◆ Extract provided
HOWEVER there should be NO teacher input into IB final results. Grade yes, test score no.
Barbie Jones
8:20 am on Wednesday, May 23, 2012
Harvard, AP, and IB --
http://www.admissions.college.harvard.edu/apply/international/faq.html#31
Does Harvard consider non-required test results, such as Advanced Placement, International Baccalaureate, Abitur or GCE A-levels?
Yes. We value predicted A-level and IB results along with any information that helps us form a complete picture of an applicant's academic interests and strengths. However, results from these examinations cannot substitute for our required admissions testing. All applicants must submit the results of the SAT I or ACT as well as two SAT II Subject Tests.
http://www.ibo.org/country/university_info.cfm?university_name=Harvard%20University¤t_country=UNITED%20STATES
University IB policy
Students who have earned the International Baccalaureate (IB) diploma with a grade of 7 on at least three Higher Level examinations may qualify for Advanced Standing. Students wishing to use IB exams for Advanced Standing should request that the IB Americas' office send an official IB transcript directly to Harvard.......(read more)

◆ Listing
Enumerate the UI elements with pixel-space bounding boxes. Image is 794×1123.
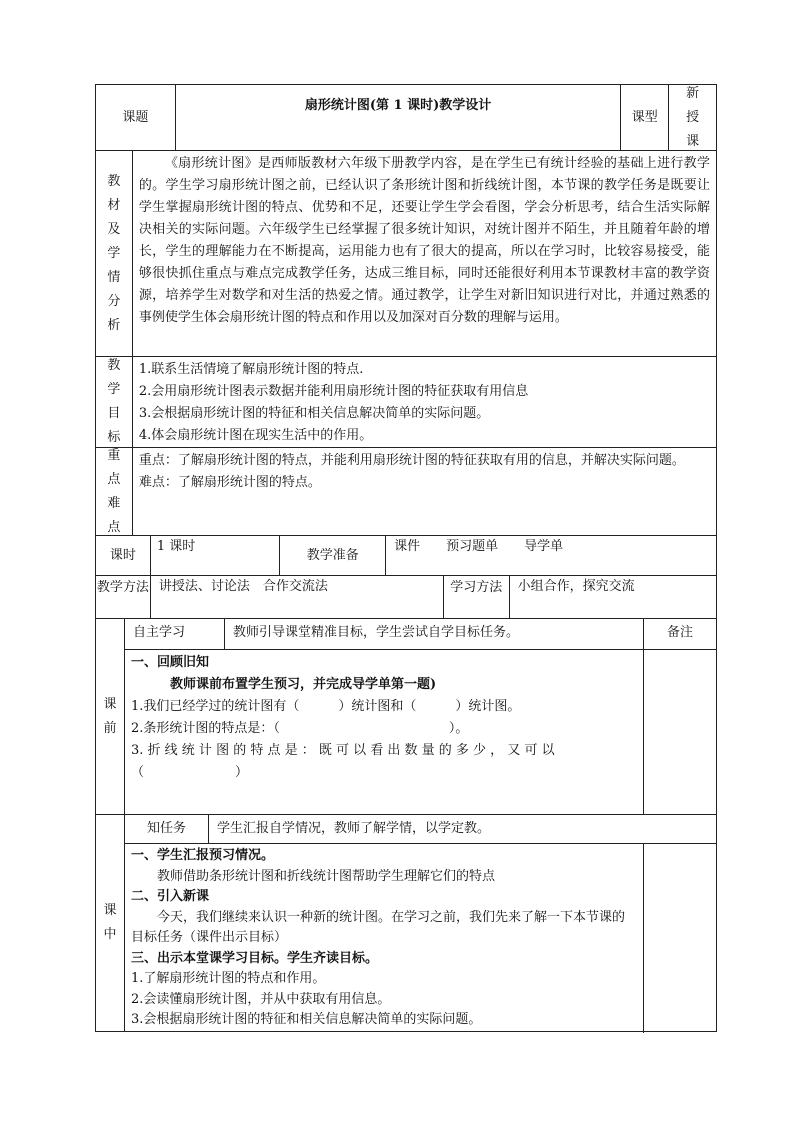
analysis-label — [96, 151, 133, 356]
methods-value-text: 讲授法、讨论法 合作交流法 — [158, 579, 328, 594]
section-heading-2: 二、引入新课 — [131, 889, 210, 904]
label-char: 教 — [107, 173, 121, 189]
objective-item: 1.了解扇形统计图的特点和作用。 — [131, 971, 326, 986]
pre-class-content — [125, 650, 644, 814]
self-study-label — [125, 619, 225, 649]
label-char: 材 — [107, 197, 121, 213]
prep-label-text: 教学准备 — [306, 547, 359, 563]
label-char: 点 — [107, 471, 121, 487]
self-study-value — [225, 619, 644, 649]
pre-class-row — [95, 618, 717, 814]
hours-value — [151, 536, 281, 575]
study-value — [510, 576, 716, 618]
type-label-text: 课型 — [631, 109, 658, 125]
label-char: 重 — [107, 447, 121, 463]
hours-label-text: 课时 — [109, 547, 136, 563]
study-value-text: 小组合作，探究交流 — [517, 579, 635, 594]
review-heading: 一、回顾旧知 — [131, 655, 210, 670]
task-label — [125, 815, 209, 843]
note-column — [644, 650, 716, 814]
keypoints-row — [95, 447, 717, 535]
topic-label — [96, 85, 176, 150]
section-heading-1: 一、学生汇报预习情况。 — [131, 848, 275, 863]
hours-value-text: 1 课时 — [156, 539, 196, 554]
self-study-row — [125, 619, 716, 650]
methods-label — [96, 576, 151, 618]
label-char: 学 — [107, 245, 121, 261]
question-1: 1.我们已经学过的统计图有（ ）统计图和（ ）统计图。 — [131, 699, 521, 714]
analysis-content — [133, 151, 716, 356]
goal-item: 4.体会扇形统计图在现实生活中的作用。 — [138, 428, 373, 443]
objective-item: 2.会读懂扇形统计图，并从中获取有用信息。 — [131, 991, 391, 1007]
type-char: 授 — [686, 109, 700, 125]
prep-value — [386, 536, 716, 575]
page-title — [176, 85, 622, 150]
prep-label — [280, 536, 386, 575]
keypoints-content — [133, 448, 716, 535]
note-column — [644, 844, 716, 1033]
task-row — [125, 815, 716, 844]
study-label — [444, 576, 510, 618]
hours-row — [95, 535, 717, 575]
label-char: 及 — [107, 221, 121, 237]
label-char: 教 — [107, 358, 121, 373]
label-char: 分 — [107, 293, 121, 309]
goals-content — [133, 357, 716, 447]
lesson-plan-table — [95, 84, 717, 1032]
pre-class-label — [96, 619, 125, 814]
label-char: 前 — [103, 720, 117, 736]
analysis-row — [95, 150, 717, 356]
in-class-body — [125, 815, 716, 1031]
section-text-1: 教师借助条形统计图和折线统计图帮助学生理解它们的特点 — [157, 868, 496, 884]
title-text: 扇形统计图(第 1 课时)教学设计 — [304, 98, 492, 113]
prep-value-text: 课件 预习题单 导学单 — [394, 539, 564, 554]
label-char: 学 — [107, 382, 121, 397]
label-char: 标 — [107, 430, 121, 445]
label-char: 课 — [103, 696, 117, 712]
self-study-value-text: 教师引导课堂精准目标，学生尝试自学目标任务。 — [233, 625, 520, 640]
goals-row — [95, 356, 717, 447]
key-point-text: 重点：了解扇形统计图的特点，并能利用扇形统计图的特征获取有用的信息，并解决实际问题。 — [138, 453, 685, 468]
methods-row — [95, 575, 717, 618]
goal-item: 2.会用扇形统计图表示数据并能利用扇形统计图的特征获取有用信息 — [138, 384, 529, 399]
label-char: 目 — [107, 406, 121, 421]
analysis-text: 《扇形统计图》是西师版教材六年级下册教学内容，是在学生已有统计经验的基础上进行教学的。学生学习扇形统计图之前，已经认识了条形统计图和折线统计图，本节课的教学任务是既要让学生掌握扇形统计图的特点、优势和不足，还要让学生学会看图，学会分析思考，结合生活实际解决相关的实际问题。六年级学生已经掌握了很多统计知识，对统计图并不陌生，并且随着年龄的增长，学生的理解能力在不断提高，运用能力也有了很大的提高，所以在学习时，比较容易接受，能够很快抓住重点与难点完成教学任务，达成三维目标，同时还能很好利用本节课教材丰富的教学资源，培养学生对数学和对生活的热爱之情。通过教学，让学生对新旧知识进行对比，并通过熟悉的事例使学生体会扇形统计图的特点和作用以及加深对百分数的理解与运用。 — [138, 156, 710, 325]
pre-class-content-row — [125, 650, 716, 814]
methods-value — [151, 576, 444, 618]
question-3-blank: （ ） — [131, 765, 249, 780]
goal-item: 1.联系生活情境了解扇形统计图的特点. — [138, 362, 364, 377]
label-char: 难 — [107, 495, 121, 511]
topic-label-text: 课题 — [122, 109, 149, 125]
study-label-text: 学习方法 — [450, 580, 503, 595]
note-label — [644, 619, 716, 649]
in-class-label — [96, 815, 125, 1031]
task-value-text: 学生汇报自学情况，教师了解学情，以学定教。 — [217, 821, 491, 836]
question-2: 2.条形统计图的特点是：（ ）。 — [131, 721, 469, 736]
label-char: 中 — [103, 927, 117, 942]
hours-label — [96, 536, 151, 575]
goal-item: 3.会根据扇形统计图的特征和相关信息解决简单的实际问题。 — [138, 406, 490, 421]
goals-label — [96, 357, 133, 447]
label-char: 点 — [107, 519, 121, 535]
label-char: 析 — [107, 317, 121, 333]
label-char: 情 — [107, 269, 121, 285]
objective-item: 3.会根据扇形统计图的特征和相关信息解决简单的实际问题。 — [131, 1012, 482, 1027]
task-label-text: 知任务 — [146, 821, 186, 836]
in-class-content — [125, 844, 644, 1033]
task-value — [209, 815, 716, 843]
in-class-content-row — [125, 844, 716, 1033]
keypoints-label — [96, 448, 133, 535]
type-value — [669, 85, 716, 150]
methods-label-text: 教学方法 — [96, 580, 149, 595]
type-label — [621, 85, 669, 150]
header-row — [95, 84, 717, 150]
section-text-2: 今天，我们继续来认识一种新的统计图。在学习之前，我们先来了解一下本节课的目标任务（课件出示目标） — [131, 909, 626, 945]
section-heading-3: 三、出示本堂课学习目标。学生齐读目标。 — [131, 950, 379, 966]
label-char: 课 — [103, 903, 117, 918]
review-subheading: 教师课前布置学生预习，并完成导学单第一题) — [170, 677, 437, 692]
type-char: 课 — [686, 133, 700, 149]
in-class-row — [95, 814, 717, 1032]
pre-class-body — [125, 619, 716, 814]
note-label-text: 备注 — [666, 625, 693, 640]
question-3: 3. 折 线 统 计 图 的 特 点 是 ： 既 可 以 看 出 数 量 的 多 少 ， 又 可 以 — [131, 743, 555, 758]
self-study-label-text: 自主学习 — [133, 625, 186, 640]
type-char: 新 — [686, 85, 700, 101]
difficult-point-text: 难点：了解扇形统计图的特点。 — [138, 475, 321, 490]
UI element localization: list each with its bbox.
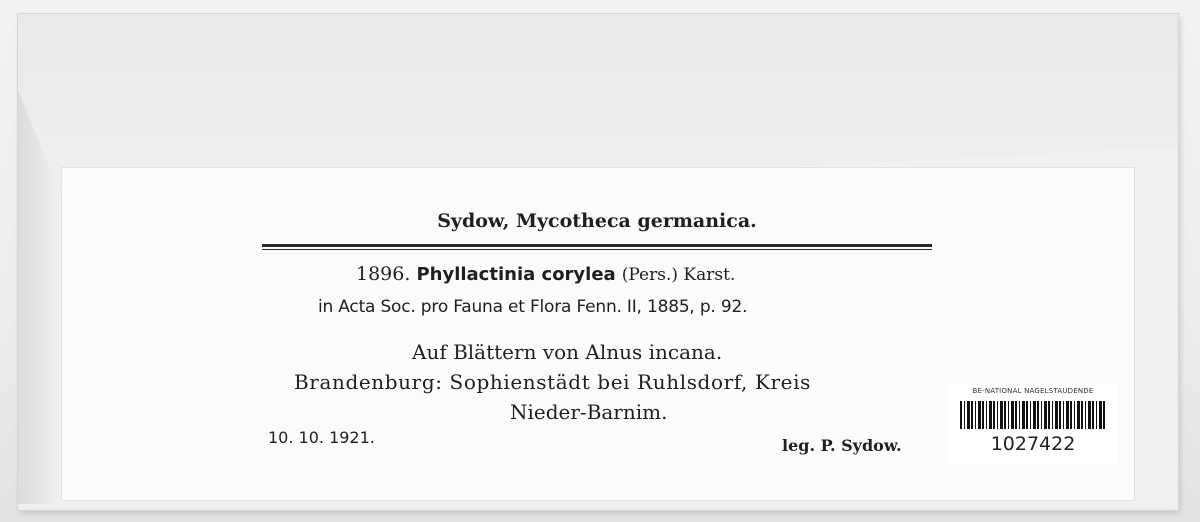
locality-line-2: Nieder-Barnim.	[510, 400, 668, 424]
specimen-name-line	[356, 263, 735, 285]
title-rule-thick	[262, 244, 932, 247]
specimen-number: 1896.	[356, 263, 411, 285]
barcode-header: BE-NATIONAL NAGELSTAUDENDE	[972, 387, 1094, 395]
collection-date: 10. 10. 1921.	[268, 428, 375, 447]
barcode-bars	[960, 401, 1106, 429]
barcode-label	[948, 383, 1118, 465]
species-name: Phyllactinia corylea	[416, 264, 616, 285]
barcode-number: 1027422	[990, 433, 1076, 455]
species-authority: (Pers.) Karst.	[621, 265, 736, 285]
exsiccata-title: Sydow, Mycotheca germanica.	[437, 210, 757, 232]
collector: leg. P. Sydow.	[782, 436, 902, 455]
locality-line-1: Brandenburg: Sophienstädt bei Ruhlsdorf, Kreis	[294, 370, 811, 394]
host-plant: Auf Blättern von Alnus incana.	[412, 340, 723, 364]
title-rule-thin	[262, 249, 932, 250]
literature-reference: in Acta Soc. pro Fauna et Flora Fenn. II, 1885, p. 92.	[318, 297, 748, 317]
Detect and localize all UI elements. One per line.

◆ Aim of the task
Reproduce the part of the post on Harvard and IB results from "Barbie Jones" up to and including "or GCE A-levels?", word for word.

◆ Result of the exercise
Barbie Jones
8:20 am on Wednesday, May 23, 2012
Harvard, AP, and IB --
http://www.admissions.college.harvard.edu/apply/international/faq.html#31
Does Harvard consider non-required test results, such as Advanced Placement, International Baccalaureate, Abitur or GCE A-levels?